TASK TO CARRY OUT » Pick out every line in the data below that holds "sách".

[Dataset rows for apps and sites]
▬▬▬▬▬▬

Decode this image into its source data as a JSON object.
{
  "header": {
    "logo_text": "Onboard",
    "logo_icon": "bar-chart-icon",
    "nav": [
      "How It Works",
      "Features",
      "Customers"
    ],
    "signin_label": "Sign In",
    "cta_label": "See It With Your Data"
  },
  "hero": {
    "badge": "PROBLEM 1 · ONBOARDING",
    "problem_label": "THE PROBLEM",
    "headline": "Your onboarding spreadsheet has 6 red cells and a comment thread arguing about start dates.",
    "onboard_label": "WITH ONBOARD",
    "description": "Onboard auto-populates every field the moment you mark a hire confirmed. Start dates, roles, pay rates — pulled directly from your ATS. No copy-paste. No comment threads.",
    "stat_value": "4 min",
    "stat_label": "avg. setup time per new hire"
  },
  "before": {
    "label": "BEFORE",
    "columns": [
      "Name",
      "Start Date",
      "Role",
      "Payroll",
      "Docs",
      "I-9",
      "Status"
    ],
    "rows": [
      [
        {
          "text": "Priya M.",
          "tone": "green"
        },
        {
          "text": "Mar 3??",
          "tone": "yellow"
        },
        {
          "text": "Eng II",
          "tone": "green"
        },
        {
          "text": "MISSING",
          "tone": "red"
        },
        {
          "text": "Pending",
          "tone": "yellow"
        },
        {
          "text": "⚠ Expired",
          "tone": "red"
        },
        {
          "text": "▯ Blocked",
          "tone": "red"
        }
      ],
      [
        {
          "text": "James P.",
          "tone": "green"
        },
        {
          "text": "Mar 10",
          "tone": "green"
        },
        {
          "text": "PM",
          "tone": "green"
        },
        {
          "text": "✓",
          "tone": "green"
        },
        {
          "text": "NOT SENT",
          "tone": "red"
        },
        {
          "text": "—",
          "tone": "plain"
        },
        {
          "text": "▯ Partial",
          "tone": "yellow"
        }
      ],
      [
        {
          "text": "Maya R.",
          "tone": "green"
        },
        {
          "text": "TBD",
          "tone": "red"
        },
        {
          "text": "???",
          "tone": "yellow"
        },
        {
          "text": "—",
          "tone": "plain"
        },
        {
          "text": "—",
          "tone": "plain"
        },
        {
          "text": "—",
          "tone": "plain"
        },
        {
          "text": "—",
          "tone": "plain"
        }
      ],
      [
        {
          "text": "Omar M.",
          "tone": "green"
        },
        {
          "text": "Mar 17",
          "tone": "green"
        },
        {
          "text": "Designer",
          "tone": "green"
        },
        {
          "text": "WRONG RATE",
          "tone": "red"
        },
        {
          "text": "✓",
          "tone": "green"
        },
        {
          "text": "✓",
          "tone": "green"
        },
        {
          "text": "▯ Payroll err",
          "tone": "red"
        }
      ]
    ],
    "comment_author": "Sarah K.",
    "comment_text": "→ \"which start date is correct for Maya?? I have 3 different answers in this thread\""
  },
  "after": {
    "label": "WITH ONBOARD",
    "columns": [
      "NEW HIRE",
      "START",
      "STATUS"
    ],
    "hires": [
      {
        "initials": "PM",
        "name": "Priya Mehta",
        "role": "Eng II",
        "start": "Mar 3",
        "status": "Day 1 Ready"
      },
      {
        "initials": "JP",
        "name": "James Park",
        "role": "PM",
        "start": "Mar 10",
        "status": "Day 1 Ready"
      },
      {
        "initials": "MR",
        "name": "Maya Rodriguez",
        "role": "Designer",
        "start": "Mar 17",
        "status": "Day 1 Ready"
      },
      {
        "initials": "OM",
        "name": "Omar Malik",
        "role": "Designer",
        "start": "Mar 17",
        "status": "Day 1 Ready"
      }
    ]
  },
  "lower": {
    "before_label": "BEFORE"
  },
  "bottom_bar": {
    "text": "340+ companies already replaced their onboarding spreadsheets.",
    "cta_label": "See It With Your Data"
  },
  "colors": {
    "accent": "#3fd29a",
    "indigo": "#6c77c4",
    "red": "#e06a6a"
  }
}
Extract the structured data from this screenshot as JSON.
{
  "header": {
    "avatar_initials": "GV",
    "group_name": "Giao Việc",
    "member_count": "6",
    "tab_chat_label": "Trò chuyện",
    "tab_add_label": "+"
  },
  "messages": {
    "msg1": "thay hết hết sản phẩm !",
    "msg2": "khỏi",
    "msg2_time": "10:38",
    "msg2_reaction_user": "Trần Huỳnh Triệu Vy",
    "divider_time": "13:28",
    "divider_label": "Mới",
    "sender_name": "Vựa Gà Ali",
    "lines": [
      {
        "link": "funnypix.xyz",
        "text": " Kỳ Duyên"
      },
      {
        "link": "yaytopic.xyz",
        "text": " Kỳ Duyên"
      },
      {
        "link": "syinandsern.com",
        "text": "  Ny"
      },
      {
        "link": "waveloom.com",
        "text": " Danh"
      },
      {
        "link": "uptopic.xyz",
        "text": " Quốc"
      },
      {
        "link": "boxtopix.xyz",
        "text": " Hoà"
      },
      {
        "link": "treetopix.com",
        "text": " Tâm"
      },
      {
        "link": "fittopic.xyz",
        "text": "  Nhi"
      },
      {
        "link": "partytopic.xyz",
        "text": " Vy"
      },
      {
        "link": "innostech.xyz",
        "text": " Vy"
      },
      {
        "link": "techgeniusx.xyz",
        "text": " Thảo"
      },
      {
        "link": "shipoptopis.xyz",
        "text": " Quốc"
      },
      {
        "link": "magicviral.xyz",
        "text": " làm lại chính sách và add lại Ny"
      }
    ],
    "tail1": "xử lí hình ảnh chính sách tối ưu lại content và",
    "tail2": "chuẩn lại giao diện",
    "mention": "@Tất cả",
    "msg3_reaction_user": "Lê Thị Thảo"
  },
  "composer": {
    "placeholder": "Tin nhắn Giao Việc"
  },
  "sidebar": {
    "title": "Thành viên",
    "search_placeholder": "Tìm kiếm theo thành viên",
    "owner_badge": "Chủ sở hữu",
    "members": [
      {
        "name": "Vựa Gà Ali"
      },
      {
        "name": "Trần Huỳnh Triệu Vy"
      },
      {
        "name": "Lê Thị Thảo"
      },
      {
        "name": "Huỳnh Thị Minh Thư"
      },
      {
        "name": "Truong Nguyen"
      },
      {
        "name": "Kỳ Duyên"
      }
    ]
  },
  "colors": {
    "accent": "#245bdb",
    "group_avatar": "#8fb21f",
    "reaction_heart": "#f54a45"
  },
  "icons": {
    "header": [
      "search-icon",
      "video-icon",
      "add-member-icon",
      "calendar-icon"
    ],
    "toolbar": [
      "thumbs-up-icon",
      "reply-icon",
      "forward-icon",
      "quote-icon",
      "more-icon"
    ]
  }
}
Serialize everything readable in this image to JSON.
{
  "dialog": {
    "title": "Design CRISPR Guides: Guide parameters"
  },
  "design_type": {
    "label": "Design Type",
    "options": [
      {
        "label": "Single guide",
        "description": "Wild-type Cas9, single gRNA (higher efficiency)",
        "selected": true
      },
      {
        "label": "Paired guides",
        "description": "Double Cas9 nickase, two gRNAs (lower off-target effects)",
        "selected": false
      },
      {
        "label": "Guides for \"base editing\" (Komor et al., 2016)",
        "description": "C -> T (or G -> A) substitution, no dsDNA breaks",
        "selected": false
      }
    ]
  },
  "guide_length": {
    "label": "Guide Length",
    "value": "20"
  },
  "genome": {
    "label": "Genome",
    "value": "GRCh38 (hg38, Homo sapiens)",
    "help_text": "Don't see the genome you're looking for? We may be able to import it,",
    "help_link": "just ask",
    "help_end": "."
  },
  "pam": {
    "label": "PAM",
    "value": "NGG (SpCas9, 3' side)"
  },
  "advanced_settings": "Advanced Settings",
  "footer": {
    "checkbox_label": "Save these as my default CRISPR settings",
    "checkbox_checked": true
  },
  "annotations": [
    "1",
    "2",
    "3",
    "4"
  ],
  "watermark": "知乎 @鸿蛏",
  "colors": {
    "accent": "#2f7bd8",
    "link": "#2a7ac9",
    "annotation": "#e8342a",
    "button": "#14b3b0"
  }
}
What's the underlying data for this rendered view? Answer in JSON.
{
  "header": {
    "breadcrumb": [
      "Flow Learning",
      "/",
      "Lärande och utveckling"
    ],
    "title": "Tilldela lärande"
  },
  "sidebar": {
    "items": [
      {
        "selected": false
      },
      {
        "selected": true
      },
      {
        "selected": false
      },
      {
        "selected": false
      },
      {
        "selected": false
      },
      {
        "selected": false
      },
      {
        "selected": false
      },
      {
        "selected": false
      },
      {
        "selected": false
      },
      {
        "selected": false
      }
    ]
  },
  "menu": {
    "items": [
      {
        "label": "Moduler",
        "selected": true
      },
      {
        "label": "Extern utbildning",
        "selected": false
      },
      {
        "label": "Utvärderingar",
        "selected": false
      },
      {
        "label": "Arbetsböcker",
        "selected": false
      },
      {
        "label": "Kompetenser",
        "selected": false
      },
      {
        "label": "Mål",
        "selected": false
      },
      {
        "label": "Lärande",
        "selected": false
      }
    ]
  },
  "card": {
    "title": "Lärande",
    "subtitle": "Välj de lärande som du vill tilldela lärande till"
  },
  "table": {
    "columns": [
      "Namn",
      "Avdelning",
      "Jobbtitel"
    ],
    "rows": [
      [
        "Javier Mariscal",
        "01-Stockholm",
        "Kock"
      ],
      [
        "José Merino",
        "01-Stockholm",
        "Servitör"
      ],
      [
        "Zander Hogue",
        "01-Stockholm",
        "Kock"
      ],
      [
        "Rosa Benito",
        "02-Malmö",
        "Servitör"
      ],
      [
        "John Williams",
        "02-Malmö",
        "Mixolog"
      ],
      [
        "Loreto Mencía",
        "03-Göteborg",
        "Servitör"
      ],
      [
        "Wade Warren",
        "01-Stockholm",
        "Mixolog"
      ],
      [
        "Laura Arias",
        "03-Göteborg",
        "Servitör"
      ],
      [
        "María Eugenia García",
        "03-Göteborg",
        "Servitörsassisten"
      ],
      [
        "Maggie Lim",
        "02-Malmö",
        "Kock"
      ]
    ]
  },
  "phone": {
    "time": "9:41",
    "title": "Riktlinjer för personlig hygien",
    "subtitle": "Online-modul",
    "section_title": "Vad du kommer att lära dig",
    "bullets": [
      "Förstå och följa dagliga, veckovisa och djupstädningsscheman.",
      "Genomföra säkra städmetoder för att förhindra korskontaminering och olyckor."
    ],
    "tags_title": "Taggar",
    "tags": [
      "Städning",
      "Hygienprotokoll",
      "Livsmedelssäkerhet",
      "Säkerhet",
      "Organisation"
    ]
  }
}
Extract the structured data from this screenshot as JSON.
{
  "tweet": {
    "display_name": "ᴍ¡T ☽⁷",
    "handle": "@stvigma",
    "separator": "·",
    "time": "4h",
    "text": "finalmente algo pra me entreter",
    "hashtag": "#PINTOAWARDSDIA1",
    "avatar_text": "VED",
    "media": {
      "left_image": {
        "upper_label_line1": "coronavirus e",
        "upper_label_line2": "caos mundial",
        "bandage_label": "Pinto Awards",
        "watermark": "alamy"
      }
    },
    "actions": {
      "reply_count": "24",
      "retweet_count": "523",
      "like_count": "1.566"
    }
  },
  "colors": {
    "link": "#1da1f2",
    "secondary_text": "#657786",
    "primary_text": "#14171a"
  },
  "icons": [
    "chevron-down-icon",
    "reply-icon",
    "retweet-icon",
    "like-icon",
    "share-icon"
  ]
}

▬▬▬▬▬▬

RESULT OF THIS TASK »
        "text": " làm lại chính sách và add lại Ny"
    "tail1": "xử lí hình ảnh chính sách tối ưu lại content và",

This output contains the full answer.